▶ [WHAT THE TASK ASKS]: Extract and list every line that contains the word "Years".

▶ [INPUT]:

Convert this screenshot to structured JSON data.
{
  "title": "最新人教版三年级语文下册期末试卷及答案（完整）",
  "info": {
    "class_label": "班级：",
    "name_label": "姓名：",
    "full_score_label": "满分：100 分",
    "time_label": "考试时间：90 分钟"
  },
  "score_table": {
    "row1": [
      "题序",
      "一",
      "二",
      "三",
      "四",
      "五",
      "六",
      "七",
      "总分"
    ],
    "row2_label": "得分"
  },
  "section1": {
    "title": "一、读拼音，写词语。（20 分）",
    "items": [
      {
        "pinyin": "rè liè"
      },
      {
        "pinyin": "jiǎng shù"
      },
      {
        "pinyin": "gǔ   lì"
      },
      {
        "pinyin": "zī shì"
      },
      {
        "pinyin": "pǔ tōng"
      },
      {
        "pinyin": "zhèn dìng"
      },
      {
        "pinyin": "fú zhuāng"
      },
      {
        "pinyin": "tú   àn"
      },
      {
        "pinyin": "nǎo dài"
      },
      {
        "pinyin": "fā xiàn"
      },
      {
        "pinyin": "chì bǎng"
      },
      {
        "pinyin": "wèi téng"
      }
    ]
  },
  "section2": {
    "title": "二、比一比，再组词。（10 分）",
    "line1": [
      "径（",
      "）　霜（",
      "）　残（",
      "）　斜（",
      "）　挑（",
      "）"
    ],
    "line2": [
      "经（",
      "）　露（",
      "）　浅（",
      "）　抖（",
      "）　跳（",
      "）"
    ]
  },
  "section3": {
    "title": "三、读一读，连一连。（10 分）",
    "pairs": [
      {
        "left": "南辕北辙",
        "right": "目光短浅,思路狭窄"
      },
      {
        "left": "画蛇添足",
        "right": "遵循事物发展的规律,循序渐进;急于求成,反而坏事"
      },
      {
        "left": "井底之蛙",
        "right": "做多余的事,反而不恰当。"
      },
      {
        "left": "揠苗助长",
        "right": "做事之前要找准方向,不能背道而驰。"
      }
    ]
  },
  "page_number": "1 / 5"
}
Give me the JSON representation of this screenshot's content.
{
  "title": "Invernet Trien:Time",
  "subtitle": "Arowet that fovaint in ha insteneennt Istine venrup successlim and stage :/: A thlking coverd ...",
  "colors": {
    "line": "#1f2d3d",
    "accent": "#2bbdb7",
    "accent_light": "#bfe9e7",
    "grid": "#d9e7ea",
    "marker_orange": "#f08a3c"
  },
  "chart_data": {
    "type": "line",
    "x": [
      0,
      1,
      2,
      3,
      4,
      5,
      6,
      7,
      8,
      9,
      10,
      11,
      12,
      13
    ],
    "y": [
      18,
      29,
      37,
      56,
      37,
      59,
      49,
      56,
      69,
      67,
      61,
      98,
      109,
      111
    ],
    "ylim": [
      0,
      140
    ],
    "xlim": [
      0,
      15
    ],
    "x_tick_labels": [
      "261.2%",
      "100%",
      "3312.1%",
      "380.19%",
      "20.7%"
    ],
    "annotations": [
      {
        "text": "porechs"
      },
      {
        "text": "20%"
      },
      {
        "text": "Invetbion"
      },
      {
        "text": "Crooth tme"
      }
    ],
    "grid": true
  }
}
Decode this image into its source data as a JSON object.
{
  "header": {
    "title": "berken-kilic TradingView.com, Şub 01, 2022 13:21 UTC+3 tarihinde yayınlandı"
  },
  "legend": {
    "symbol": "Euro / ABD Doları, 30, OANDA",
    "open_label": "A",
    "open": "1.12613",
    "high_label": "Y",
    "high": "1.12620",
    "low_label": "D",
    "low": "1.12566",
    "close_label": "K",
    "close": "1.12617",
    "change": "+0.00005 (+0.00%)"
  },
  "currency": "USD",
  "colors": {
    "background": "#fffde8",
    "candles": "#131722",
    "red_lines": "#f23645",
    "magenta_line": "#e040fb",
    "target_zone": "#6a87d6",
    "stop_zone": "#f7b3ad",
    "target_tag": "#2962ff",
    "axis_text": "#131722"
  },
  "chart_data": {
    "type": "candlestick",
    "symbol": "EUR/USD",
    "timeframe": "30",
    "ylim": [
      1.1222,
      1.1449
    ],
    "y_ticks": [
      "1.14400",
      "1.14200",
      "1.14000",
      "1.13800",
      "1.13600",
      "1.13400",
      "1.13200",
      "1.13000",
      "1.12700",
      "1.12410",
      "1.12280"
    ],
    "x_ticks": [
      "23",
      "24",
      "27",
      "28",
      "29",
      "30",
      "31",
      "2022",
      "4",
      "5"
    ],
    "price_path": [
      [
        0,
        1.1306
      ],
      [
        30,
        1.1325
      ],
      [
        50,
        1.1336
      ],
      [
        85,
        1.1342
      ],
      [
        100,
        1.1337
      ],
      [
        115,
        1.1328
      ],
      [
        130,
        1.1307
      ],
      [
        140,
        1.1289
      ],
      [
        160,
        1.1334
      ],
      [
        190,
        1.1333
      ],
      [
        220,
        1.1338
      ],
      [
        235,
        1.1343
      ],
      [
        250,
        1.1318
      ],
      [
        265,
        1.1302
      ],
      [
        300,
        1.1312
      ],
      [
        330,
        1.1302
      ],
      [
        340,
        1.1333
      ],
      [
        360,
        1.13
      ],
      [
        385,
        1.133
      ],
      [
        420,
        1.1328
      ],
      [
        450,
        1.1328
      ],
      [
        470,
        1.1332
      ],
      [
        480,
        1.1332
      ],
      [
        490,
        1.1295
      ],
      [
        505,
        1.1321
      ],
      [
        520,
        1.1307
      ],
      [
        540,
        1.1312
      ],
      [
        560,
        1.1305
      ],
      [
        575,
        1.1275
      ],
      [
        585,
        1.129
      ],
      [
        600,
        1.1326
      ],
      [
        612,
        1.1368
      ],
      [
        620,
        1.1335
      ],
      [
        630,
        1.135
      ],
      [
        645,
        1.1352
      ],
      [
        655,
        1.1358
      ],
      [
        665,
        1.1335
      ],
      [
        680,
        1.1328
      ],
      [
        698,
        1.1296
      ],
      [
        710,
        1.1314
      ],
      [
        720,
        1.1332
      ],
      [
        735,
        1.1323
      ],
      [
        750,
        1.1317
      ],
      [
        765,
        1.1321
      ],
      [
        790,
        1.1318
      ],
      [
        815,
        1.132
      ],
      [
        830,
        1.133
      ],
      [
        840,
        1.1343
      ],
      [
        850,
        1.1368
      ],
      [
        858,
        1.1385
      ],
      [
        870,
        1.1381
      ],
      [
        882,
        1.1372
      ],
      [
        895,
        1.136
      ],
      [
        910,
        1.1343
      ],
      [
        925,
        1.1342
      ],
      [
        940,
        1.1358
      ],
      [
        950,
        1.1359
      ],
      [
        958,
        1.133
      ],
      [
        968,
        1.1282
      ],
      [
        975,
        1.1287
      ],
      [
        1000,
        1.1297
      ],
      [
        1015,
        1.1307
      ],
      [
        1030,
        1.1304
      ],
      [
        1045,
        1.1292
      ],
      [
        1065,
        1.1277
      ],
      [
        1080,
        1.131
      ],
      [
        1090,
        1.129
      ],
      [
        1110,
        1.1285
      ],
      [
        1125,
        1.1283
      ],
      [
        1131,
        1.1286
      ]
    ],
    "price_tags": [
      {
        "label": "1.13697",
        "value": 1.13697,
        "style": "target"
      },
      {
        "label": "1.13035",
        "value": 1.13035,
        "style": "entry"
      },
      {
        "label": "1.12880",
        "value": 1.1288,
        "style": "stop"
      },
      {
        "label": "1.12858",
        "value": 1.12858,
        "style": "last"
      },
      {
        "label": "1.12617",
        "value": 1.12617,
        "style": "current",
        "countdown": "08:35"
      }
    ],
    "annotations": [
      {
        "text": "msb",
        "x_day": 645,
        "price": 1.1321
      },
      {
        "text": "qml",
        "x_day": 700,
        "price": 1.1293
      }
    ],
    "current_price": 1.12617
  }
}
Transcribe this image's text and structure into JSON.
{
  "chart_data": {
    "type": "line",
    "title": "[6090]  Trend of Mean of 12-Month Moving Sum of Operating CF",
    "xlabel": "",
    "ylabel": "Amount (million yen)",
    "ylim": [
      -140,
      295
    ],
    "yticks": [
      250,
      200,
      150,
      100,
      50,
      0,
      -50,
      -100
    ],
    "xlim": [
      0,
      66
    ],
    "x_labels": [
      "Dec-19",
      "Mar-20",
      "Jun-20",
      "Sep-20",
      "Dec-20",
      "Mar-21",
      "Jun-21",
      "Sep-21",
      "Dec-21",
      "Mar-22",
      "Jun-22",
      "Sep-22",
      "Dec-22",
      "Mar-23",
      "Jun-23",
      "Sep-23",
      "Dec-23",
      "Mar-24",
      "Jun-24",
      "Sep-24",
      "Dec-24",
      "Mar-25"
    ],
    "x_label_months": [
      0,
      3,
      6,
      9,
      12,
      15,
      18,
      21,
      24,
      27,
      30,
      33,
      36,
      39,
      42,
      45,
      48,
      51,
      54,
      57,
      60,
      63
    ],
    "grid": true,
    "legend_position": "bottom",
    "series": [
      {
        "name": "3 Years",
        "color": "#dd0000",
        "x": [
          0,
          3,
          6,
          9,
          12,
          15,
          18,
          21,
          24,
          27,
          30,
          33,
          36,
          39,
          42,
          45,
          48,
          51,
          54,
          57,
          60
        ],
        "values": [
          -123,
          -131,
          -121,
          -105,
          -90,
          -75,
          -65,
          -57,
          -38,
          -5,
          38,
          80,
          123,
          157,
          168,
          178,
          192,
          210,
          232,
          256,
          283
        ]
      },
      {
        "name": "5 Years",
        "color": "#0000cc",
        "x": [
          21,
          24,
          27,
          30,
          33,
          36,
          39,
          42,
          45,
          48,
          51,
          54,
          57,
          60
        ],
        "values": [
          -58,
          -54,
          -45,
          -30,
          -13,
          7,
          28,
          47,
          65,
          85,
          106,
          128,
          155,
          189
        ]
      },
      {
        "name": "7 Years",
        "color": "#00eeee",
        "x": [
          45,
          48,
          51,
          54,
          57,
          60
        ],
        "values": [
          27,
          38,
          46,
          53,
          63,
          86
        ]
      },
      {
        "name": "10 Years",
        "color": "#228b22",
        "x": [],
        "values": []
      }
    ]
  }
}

▶ [RESULT]:
        "name": "3 Years",
        "name": "5 Years",
        "name": "7 Years",
        "name": "10 Years",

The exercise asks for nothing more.